Exercise instructions> Find the line containing "Decode this image". Return it and every line after it, unchanged, up to and including the last line.

[Extracted records]
* begin *
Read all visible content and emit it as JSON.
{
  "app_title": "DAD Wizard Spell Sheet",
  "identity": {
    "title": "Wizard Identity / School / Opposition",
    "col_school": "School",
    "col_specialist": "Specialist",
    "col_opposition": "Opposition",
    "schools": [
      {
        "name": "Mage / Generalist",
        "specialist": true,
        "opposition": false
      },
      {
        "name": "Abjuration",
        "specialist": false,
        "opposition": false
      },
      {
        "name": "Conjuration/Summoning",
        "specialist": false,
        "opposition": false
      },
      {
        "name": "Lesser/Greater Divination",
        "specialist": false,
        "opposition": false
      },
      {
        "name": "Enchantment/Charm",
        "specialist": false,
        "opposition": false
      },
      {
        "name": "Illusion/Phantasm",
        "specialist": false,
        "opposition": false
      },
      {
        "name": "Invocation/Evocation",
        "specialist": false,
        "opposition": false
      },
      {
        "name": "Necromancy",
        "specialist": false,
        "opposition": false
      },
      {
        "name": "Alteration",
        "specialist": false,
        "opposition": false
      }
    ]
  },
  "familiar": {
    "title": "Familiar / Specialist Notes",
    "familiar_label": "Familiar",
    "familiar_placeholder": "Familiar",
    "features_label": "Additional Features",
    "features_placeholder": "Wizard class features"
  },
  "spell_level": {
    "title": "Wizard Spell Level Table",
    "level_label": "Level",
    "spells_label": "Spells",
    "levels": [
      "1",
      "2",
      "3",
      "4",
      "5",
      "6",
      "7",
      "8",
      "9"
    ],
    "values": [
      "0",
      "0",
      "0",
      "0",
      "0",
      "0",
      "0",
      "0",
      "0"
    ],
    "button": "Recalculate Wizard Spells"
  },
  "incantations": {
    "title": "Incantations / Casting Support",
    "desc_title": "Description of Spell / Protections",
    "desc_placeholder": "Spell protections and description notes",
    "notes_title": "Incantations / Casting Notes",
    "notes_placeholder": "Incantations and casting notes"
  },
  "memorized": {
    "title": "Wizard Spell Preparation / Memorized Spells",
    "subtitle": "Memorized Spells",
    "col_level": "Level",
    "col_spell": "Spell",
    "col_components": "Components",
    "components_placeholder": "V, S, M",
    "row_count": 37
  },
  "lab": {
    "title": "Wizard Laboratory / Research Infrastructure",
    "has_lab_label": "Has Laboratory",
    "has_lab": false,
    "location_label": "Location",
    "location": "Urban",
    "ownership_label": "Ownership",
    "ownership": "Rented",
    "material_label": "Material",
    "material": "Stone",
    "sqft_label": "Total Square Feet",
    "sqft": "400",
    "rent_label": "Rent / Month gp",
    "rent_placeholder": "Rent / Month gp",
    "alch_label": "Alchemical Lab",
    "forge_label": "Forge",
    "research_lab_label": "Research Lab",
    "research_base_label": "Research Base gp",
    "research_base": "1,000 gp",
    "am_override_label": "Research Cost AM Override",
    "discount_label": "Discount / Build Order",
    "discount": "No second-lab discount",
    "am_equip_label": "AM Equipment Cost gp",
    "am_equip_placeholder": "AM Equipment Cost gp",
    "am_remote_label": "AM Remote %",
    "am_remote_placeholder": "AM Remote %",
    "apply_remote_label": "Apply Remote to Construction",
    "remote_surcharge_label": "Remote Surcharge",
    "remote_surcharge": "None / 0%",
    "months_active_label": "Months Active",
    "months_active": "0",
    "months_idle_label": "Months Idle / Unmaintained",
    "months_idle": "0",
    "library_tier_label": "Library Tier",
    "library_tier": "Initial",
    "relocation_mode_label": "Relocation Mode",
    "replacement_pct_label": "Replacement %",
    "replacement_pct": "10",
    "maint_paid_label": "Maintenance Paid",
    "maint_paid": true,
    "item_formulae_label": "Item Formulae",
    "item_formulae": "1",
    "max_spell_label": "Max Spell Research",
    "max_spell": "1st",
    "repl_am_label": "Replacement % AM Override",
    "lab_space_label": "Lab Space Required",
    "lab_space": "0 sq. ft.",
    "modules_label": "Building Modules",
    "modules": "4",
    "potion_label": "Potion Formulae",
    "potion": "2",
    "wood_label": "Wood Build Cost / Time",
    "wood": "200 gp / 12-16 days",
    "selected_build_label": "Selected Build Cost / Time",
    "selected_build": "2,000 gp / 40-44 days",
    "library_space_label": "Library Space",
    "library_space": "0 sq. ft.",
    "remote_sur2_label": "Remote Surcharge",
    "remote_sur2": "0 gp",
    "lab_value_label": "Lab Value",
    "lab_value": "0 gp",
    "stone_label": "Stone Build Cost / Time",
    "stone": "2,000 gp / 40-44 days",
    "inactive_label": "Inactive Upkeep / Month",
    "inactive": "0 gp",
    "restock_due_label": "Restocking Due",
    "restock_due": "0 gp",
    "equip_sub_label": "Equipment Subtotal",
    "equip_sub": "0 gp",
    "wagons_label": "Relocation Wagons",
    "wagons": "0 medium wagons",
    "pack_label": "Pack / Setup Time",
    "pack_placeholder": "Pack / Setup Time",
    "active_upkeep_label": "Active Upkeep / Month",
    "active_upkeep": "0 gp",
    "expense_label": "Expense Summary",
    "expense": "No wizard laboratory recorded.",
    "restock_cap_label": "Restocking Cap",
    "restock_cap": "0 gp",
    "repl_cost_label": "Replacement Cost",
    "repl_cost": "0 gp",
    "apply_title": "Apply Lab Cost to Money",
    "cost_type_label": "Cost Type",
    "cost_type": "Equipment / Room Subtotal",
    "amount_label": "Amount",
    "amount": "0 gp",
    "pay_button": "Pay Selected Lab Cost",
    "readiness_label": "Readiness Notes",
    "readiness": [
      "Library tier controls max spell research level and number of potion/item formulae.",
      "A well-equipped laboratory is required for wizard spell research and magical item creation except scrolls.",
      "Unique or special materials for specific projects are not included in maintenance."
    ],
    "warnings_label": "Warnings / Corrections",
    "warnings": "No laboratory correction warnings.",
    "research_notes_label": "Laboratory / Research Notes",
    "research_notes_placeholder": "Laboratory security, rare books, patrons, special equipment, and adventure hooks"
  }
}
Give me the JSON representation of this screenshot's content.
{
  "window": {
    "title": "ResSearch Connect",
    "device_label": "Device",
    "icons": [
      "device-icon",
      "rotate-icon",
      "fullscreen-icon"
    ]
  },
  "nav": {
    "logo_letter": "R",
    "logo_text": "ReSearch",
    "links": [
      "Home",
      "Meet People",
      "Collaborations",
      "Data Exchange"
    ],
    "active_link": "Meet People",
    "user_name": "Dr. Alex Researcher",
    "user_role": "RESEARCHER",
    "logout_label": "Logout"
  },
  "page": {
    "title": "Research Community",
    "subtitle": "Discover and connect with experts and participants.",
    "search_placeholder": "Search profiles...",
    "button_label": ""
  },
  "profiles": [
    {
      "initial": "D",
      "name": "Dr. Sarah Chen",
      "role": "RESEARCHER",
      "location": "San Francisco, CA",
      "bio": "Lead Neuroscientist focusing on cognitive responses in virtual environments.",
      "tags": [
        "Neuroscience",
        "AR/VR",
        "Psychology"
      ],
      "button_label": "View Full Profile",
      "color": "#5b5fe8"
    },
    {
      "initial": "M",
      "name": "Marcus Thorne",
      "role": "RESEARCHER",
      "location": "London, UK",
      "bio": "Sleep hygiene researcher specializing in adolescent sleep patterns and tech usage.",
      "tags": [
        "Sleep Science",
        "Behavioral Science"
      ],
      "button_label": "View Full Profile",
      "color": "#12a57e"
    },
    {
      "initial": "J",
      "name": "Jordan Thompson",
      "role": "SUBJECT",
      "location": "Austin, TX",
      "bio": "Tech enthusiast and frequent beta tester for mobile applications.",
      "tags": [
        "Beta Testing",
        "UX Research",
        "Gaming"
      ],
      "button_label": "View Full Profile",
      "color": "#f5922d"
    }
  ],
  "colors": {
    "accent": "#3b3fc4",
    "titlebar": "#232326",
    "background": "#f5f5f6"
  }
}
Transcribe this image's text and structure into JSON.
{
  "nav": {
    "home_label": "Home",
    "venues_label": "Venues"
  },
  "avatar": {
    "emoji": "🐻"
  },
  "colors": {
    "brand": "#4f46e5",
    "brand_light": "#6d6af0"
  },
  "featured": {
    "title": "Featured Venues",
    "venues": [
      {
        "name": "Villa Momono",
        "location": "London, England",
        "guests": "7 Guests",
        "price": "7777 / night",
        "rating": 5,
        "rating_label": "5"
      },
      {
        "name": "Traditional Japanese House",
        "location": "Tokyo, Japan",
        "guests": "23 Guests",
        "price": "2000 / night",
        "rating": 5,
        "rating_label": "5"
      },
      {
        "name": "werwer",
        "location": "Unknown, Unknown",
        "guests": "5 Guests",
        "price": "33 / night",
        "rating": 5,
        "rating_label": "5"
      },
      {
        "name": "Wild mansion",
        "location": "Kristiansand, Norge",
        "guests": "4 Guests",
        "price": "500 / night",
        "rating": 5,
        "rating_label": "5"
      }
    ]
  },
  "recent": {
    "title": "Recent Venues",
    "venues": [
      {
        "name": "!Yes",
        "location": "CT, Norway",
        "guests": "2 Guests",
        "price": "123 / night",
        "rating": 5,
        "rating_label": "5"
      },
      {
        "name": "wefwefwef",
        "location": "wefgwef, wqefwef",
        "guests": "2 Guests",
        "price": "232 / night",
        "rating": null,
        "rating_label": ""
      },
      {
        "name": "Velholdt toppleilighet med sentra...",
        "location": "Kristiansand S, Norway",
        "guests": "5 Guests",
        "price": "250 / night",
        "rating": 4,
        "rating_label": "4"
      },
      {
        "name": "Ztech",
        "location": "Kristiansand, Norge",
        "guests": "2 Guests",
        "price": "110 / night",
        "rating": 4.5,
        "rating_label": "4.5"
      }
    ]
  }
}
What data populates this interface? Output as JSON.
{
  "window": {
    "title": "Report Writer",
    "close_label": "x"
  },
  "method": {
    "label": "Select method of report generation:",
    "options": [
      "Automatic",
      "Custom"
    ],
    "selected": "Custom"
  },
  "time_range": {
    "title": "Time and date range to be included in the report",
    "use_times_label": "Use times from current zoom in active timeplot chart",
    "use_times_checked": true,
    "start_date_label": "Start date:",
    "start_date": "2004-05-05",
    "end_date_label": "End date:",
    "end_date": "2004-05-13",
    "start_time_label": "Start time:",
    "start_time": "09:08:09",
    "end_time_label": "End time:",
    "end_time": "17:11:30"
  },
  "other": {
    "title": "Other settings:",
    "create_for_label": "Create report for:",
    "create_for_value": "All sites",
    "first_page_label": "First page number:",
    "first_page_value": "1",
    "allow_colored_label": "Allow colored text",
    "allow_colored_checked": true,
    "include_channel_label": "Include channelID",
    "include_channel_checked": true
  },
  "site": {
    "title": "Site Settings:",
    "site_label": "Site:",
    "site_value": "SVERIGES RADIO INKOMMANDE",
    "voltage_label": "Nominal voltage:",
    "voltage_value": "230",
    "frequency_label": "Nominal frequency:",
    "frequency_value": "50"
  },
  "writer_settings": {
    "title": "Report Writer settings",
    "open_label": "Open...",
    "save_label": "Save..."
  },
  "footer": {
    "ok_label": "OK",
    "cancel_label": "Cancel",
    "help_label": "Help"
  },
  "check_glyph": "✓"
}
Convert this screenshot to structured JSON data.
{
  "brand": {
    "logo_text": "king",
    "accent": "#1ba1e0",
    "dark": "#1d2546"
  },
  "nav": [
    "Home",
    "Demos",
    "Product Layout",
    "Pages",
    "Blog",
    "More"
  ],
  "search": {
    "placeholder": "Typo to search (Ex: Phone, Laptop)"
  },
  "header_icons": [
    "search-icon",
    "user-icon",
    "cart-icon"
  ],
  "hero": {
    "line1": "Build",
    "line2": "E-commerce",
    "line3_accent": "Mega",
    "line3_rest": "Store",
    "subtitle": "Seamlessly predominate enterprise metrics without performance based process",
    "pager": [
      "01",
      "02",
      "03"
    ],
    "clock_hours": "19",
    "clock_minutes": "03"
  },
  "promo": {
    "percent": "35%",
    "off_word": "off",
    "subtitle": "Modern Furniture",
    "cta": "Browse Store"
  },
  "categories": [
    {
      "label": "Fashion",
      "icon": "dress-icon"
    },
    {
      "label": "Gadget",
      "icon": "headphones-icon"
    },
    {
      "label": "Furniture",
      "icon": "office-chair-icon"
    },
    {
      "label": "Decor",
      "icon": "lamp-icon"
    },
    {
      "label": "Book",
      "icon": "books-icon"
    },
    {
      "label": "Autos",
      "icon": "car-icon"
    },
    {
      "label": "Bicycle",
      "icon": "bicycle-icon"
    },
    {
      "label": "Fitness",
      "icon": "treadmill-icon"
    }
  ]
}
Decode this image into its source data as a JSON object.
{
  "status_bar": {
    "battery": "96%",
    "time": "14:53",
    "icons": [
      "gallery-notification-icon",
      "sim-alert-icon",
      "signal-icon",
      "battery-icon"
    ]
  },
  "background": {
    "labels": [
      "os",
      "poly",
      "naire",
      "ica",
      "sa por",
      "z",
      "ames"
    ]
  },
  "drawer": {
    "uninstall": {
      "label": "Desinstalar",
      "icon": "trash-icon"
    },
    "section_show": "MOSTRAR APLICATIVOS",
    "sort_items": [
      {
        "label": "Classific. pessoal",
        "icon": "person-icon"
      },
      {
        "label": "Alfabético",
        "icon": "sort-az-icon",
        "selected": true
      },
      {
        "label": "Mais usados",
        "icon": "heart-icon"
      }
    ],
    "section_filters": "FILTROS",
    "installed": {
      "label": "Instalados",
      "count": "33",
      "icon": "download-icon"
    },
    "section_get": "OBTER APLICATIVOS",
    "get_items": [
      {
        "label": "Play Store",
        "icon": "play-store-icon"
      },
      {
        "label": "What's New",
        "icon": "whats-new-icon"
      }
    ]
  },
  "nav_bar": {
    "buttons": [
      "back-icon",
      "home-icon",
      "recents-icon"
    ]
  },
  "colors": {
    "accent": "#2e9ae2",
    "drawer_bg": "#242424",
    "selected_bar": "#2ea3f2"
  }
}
* end *
Result for this exercise>
Decode this image into its source data as a JSON object.
{
  "status_bar": {
    "battery": "96%",
    "time": "14:53",
    "icons": [
      "gallery-notification-icon",
      "sim-alert-icon",
      "signal-icon",
      "battery-icon"
    ]
  },
  "background": {
    "labels": [
      "os",
      "poly",
      "naire",
      "ica",
      "sa por",
      "z",
      "ames"
    ]
  },
  "drawer": {
    "uninstall": {
      "label": "Desinstalar",
      "icon": "trash-icon"
    },
    "section_show": "MOSTRAR APLICATIVOS",
    "sort_items": [
      {
        "label": "Classific. pessoal",
        "icon": "person-icon"
      },
      {
        "label": "Alfabético",
        "icon": "sort-az-icon",
        "selected": true
      },
      {
        "label": "Mais usados",
        "icon": "heart-icon"
      }
    ],
    "section_filters": "FILTROS",
    "installed": {
      "label": "Instalados",
      "count": "33",
      "icon": "download-icon"
    },
    "section_get": "OBTER APLICATIVOS",
    "get_items": [
      {
        "label": "Play Store",
        "icon": "play-store-icon"
      },
      {
        "label": "What's New",
        "icon": "whats-new-icon"
      }
    ]
  },
  "nav_bar": {
    "buttons": [
      "back-icon",
      "home-icon",
      "recents-icon"
    ]
  },
  "colors": {
    "accent": "#2e9ae2",
    "drawer_bg": "#242424",
    "selected_bar": "#2ea3f2"
  }
}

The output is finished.